Texto para leitura:

::::::::

Veja: em 1993, época dos primeiros acordos das Câmaras Setoriais, a produção total de veículos no Brasil estava concentrada em algumas montadoras (VW, GM, Ford e Fiat). Nesse ano, tínhamos 106 mil trabalhadores na indústria automobilística no Brasil que produziram 1.017.550 automóveis de passeio. Uma média de 12,4 autos por trabalhador no ano. E o faturamento líquido do setor chegou a pouco mais de 31 bilhões de reais. Em 1998, a indústria precisou somente de 83 mil trabalhadores, mas a produção de carros por trabalhador cresceu para 18,1 carros anos. E o faturamento das empresas chegou a quase 43 bilhões de reais. Se ampliarmos a comparação, vamos ver que, de 1980 a 2008, mesmo com a introdução de novas empresas, o emprego total no setor baixou em 18%. Mas o número total de veículos produzidos subiu em 186%. A produção carro por trabalhador cresceu 251% (de 7,8 para 27,4 carros ano por trabalhador).

::::::::

Trechos dos dados:
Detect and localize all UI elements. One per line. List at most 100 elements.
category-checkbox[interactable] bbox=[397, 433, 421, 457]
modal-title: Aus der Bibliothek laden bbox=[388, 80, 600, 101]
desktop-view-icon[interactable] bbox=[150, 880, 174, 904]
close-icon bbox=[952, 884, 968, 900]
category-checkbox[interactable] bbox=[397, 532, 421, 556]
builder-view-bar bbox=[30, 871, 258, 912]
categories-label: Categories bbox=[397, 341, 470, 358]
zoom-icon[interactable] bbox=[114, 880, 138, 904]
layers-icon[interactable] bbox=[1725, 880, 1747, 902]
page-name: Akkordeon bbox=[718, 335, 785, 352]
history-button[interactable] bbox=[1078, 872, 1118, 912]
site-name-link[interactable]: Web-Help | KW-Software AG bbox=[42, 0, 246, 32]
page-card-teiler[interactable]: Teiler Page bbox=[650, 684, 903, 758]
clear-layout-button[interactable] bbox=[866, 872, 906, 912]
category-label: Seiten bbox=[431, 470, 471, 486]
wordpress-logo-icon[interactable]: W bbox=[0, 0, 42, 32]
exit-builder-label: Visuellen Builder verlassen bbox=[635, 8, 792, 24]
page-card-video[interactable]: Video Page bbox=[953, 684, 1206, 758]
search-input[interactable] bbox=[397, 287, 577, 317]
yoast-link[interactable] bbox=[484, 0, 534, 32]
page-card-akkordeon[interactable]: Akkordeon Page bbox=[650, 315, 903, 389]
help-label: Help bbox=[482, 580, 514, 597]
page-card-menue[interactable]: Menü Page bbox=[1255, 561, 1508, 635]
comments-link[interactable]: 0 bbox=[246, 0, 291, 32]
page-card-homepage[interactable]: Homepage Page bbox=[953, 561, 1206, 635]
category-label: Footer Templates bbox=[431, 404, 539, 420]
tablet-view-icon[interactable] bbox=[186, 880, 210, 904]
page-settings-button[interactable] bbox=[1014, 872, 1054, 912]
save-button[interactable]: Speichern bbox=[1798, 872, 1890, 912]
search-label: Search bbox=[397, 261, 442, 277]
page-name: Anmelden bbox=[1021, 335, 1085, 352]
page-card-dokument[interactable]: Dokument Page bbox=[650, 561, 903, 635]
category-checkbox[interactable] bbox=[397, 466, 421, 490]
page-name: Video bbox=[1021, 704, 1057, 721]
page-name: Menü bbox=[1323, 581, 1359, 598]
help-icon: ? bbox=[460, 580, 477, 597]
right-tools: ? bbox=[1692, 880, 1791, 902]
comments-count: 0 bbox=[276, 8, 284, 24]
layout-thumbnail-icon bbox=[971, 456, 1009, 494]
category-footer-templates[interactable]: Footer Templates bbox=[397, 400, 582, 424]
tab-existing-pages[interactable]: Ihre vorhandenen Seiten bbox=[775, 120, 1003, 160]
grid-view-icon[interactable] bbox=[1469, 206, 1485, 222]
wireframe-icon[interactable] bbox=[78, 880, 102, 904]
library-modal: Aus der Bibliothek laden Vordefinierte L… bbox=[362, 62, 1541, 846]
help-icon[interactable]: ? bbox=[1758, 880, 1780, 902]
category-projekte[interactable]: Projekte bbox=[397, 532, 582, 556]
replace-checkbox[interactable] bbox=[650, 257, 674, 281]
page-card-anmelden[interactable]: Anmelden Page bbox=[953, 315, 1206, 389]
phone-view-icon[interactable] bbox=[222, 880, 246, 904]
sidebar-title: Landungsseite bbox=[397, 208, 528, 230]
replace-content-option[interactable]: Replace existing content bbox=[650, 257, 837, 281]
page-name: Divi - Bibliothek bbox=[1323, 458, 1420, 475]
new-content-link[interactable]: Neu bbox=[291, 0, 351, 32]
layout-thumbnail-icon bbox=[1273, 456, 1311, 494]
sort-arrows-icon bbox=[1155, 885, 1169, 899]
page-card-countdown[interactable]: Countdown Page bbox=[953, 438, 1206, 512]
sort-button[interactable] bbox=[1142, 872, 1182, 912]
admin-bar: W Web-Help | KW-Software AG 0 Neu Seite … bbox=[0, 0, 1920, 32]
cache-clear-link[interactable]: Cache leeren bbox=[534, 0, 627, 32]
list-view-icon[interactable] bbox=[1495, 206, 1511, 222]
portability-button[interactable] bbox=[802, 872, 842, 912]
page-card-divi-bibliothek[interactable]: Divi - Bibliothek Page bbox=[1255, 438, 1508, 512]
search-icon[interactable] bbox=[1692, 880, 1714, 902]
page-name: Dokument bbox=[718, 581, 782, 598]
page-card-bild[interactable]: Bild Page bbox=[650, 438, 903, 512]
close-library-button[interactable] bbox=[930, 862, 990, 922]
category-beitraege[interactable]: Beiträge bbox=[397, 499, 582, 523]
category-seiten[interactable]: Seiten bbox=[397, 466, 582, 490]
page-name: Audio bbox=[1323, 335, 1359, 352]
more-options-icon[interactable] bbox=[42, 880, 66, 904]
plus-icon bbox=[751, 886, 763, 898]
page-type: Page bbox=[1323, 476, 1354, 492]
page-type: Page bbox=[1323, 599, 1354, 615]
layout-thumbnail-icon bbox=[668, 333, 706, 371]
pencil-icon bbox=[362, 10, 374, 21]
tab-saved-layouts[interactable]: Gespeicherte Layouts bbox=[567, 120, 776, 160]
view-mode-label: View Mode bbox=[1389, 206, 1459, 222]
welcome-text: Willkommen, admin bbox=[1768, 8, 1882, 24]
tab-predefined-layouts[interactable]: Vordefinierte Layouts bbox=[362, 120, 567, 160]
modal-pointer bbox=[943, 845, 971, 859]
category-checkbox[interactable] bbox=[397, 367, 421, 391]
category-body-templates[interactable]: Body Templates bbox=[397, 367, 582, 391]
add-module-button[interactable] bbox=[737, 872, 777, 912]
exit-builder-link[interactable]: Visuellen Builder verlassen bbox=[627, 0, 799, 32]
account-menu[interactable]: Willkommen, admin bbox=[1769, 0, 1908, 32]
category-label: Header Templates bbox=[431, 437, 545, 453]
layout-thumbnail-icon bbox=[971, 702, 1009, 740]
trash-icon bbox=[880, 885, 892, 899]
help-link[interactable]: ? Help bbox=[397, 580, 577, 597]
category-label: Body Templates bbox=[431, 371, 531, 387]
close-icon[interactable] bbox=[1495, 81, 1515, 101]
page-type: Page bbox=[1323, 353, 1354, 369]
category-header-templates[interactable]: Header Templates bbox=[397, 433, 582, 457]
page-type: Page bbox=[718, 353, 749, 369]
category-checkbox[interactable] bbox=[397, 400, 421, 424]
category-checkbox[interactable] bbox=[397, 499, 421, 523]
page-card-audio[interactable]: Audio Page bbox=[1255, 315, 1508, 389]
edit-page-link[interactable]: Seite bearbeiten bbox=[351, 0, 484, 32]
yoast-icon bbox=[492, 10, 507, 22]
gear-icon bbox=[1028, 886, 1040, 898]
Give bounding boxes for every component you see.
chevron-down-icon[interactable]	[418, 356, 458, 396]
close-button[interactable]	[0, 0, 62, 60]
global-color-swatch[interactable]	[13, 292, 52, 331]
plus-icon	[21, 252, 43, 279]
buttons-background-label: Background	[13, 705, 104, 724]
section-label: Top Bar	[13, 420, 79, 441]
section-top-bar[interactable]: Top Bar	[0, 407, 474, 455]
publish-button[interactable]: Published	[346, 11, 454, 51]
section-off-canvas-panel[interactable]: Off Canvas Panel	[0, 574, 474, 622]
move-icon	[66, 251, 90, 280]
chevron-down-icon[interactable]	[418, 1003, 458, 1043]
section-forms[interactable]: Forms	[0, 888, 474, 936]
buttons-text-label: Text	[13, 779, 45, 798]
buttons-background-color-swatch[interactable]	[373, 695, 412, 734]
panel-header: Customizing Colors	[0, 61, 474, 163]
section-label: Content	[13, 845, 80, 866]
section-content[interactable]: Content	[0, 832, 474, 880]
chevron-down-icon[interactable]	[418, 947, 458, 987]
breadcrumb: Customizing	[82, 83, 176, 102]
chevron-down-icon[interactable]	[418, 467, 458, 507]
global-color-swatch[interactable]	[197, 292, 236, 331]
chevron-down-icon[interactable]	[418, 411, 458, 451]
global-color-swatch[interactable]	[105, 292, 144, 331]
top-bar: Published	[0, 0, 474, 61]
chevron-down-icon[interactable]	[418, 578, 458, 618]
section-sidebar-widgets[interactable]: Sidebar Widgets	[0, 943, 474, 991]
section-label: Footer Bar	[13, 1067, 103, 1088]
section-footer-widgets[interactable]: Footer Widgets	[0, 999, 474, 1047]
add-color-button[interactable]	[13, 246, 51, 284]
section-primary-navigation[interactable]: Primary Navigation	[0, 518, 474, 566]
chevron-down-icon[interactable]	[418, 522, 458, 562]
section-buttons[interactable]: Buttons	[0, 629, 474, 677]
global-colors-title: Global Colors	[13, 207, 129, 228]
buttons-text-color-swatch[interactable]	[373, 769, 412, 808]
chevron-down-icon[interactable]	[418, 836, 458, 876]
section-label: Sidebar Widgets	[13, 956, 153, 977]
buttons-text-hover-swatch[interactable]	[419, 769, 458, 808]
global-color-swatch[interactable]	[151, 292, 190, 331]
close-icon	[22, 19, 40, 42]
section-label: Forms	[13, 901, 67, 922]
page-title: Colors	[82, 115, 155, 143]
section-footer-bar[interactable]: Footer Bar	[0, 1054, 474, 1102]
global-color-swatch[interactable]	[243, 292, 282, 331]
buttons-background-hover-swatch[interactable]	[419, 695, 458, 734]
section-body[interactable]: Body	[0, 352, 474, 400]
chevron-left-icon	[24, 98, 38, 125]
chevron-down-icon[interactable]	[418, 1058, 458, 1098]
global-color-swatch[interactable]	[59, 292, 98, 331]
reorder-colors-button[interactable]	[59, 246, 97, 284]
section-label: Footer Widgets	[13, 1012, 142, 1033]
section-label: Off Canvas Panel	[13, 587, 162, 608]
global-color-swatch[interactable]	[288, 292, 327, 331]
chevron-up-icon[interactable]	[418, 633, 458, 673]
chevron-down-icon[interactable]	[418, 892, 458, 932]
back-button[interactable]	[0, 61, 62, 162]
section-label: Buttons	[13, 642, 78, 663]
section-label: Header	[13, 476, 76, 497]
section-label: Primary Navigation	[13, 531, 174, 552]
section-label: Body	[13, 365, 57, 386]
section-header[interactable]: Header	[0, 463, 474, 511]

::::::::

A fazer:
(1) Copie as entradas sem nenhuma alteração, começando pela primeira e parando depois da linha que contém "close-icon bbox=[952, 884, 968, 900]", incluída.
(2) Prossiga com o texto sobre a indústria automobilística no Brasil a partir da última frase apresentada.

Respostas do exercício:
(1)
Detect and localize all UI elements. One per line. List at most 100 elements.
category-checkbox[interactable] bbox=[397, 433, 421, 457]
modal-title: Aus der Bibliothek laden bbox=[388, 80, 600, 101]
desktop-view-icon[interactable] bbox=[150, 880, 174, 904]
close-icon bbox=[952, 884, 968, 900]

(2)
O governo federal e governos estaduais seguem ajudando fortemente essas e outras empresas. A quase totalidade dos investimentos feitos pelas montadoras de veículos no Brasil neste período forma bancadas com recursos do BNDES (recurso do FAT, Fundo de Amparo ao Trabalhador!), emprestados a juros de “pai para filho” a essas multinacionais. Redução de impostos e subsídios ao crédito para venda de carros foram uma constante por parte do governo federal. O governo de São Paulo, além de incentivos e isenções fiscais para favorecer essas empresas, destinou a elas 4 bilhões de reais (recursos públicos) só no momento mais agudo da crise econômica, em 2008. Aos trabalhadores, coube o sacrifício: intensificação do ritmo de trabalho, demissões e redução dos ganhos e benefícios. Estudo do Dieese mostra uma redução de quase 50% no salário médio dos trabalhadores da iniciativa privada no estado de São Paulo, de meados da década de 80 até 2009.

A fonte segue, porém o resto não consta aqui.